= Instructions for the task =
Copy every line of the records below without changing a single character, and leave the pictures out.

= Source records =
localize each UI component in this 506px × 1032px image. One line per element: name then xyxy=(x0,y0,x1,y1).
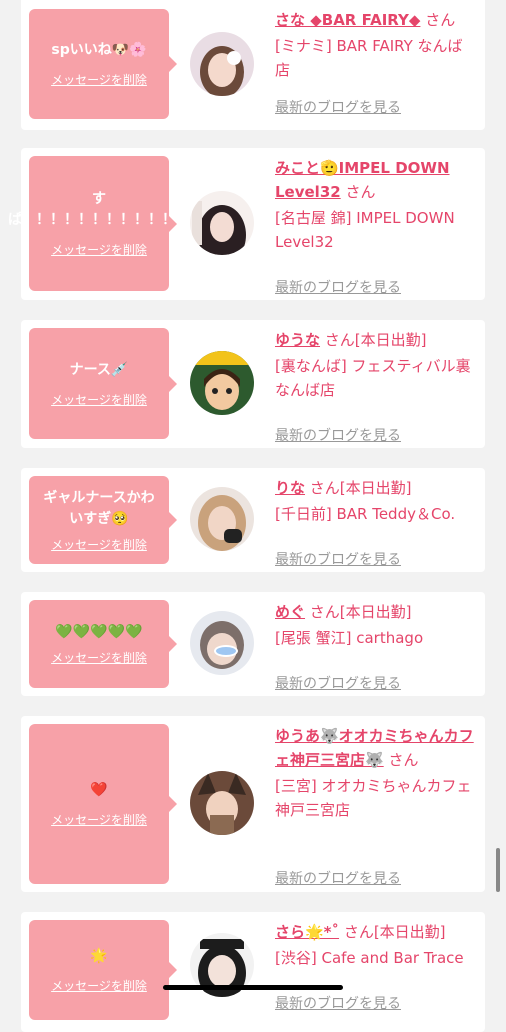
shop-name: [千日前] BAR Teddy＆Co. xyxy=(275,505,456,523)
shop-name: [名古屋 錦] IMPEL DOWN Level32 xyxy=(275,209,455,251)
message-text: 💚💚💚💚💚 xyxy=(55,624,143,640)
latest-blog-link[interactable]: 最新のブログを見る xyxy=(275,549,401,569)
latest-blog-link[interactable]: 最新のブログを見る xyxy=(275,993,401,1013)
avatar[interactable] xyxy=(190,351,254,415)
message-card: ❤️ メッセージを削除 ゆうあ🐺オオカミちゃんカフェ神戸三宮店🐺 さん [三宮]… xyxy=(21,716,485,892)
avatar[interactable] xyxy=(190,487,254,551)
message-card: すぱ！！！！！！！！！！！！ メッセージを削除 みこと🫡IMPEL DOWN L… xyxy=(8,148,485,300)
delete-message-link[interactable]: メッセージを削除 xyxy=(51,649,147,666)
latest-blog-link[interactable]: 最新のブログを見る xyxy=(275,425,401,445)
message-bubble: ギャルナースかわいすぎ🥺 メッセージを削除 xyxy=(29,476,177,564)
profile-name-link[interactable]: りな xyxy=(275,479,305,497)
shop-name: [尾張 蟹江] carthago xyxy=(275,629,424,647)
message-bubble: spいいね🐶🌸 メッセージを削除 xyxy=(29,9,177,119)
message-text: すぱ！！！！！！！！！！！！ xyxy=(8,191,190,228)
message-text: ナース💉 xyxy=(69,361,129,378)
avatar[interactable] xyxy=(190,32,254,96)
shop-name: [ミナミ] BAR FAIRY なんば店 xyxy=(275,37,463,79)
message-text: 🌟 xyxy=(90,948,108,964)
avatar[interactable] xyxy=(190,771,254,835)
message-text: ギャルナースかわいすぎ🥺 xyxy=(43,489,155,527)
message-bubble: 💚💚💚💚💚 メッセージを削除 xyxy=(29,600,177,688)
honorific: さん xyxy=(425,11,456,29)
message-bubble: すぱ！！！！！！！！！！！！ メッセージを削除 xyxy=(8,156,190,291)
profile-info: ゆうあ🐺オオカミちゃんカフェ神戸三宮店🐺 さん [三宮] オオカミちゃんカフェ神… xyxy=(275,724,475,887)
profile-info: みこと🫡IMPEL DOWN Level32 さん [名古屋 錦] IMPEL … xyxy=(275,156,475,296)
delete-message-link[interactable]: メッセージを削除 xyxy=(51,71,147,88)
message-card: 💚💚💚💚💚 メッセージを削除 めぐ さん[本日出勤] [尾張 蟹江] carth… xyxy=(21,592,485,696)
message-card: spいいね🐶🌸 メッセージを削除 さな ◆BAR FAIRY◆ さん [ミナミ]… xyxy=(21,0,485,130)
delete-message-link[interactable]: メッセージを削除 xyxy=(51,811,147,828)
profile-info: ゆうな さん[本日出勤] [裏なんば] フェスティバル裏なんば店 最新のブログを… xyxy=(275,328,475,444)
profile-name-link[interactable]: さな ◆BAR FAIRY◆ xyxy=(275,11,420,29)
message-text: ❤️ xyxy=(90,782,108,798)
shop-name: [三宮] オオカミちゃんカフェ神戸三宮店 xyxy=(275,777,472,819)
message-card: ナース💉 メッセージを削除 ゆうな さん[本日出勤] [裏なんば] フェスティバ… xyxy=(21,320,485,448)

= Solved exercise =
localize each UI component in this 506px × 1032px image. One line per element: name then xyxy=(x0,y0,x1,y1).
shop-name: [千日前] BAR Teddy＆Co. xyxy=(275,505,456,523)
shop-name: [名古屋 錦] IMPEL DOWN Level32 xyxy=(275,209,455,251)
message-text: 💚💚💚💚💚 xyxy=(55,624,143,640)
latest-blog-link[interactable]: 最新のブログを見る xyxy=(275,549,401,569)
latest-blog-link[interactable]: 最新のブログを見る xyxy=(275,993,401,1013)
avatar[interactable] xyxy=(190,351,254,415)
message-card: ❤️ メッセージを削除 ゆうあ🐺オオカミちゃんカフェ神戸三宮店🐺 さん [三宮]… xyxy=(21,716,485,892)
avatar[interactable] xyxy=(190,487,254,551)
message-card: すぱ！！！！！！！！！！！！ メッセージを削除 みこと🫡IMPEL DOWN L… xyxy=(8,148,485,300)
delete-message-link[interactable]: メッセージを削除 xyxy=(51,649,147,666)
latest-blog-link[interactable]: 最新のブログを見る xyxy=(275,425,401,445)
message-bubble: ギャルナースかわいすぎ🥺 メッセージを削除 xyxy=(29,476,177,564)
profile-name-link[interactable]: りな xyxy=(275,479,305,497)
shop-name: [尾張 蟹江] carthago xyxy=(275,629,424,647)
message-bubble: spいいね🐶🌸 メッセージを削除 xyxy=(29,9,177,119)
message-text: すぱ！！！！！！！！！！！！ xyxy=(8,191,190,228)
message-text: ナース💉 xyxy=(69,361,129,378)
avatar[interactable] xyxy=(190,32,254,96)
shop-name: [ミナミ] BAR FAIRY なんば店 xyxy=(275,37,463,79)
message-text: 🌟 xyxy=(90,948,108,964)
avatar[interactable] xyxy=(190,771,254,835)
message-text: ギャルナースかわいすぎ🥺 xyxy=(43,489,155,527)
message-bubble: 💚💚💚💚💚 メッセージを削除 xyxy=(29,600,177,688)
honorific: さん xyxy=(425,11,456,29)
message-bubble: すぱ！！！！！！！！！！！！ メッセージを削除 xyxy=(8,156,190,291)
profile-info: ゆうあ🐺オオカミちゃんカフェ神戸三宮店🐺 さん [三宮] オオカミちゃんカフェ神… xyxy=(275,724,475,887)
profile-info: みこと🫡IMPEL DOWN Level32 さん [名古屋 錦] IMPEL … xyxy=(275,156,475,296)
delete-message-link[interactable]: メッセージを削除 xyxy=(51,71,147,88)
message-card: 💚💚💚💚💚 メッセージを削除 めぐ さん[本日出勤] [尾張 蟹江] carth… xyxy=(21,592,485,696)
message-card: spいいね🐶🌸 メッセージを削除 さな ◆BAR FAIRY◆ さん [ミナミ]… xyxy=(21,0,485,130)
delete-message-link[interactable]: メッセージを削除 xyxy=(51,811,147,828)
profile-info: ゆうな さん[本日出勤] [裏なんば] フェスティバル裏なんば店 最新のブログを… xyxy=(275,328,475,444)
profile-name-link[interactable]: さな ◆BAR FAIRY◆ xyxy=(275,11,420,29)
message-text: ❤️ xyxy=(90,782,108,798)
shop-name: [三宮] オオカミちゃんカフェ神戸三宮店 xyxy=(275,777,472,819)
message-card: ナース💉 メッセージを削除 ゆうな さん[本日出勤] [裏なんば] フェスティバ… xyxy=(21,320,485,448)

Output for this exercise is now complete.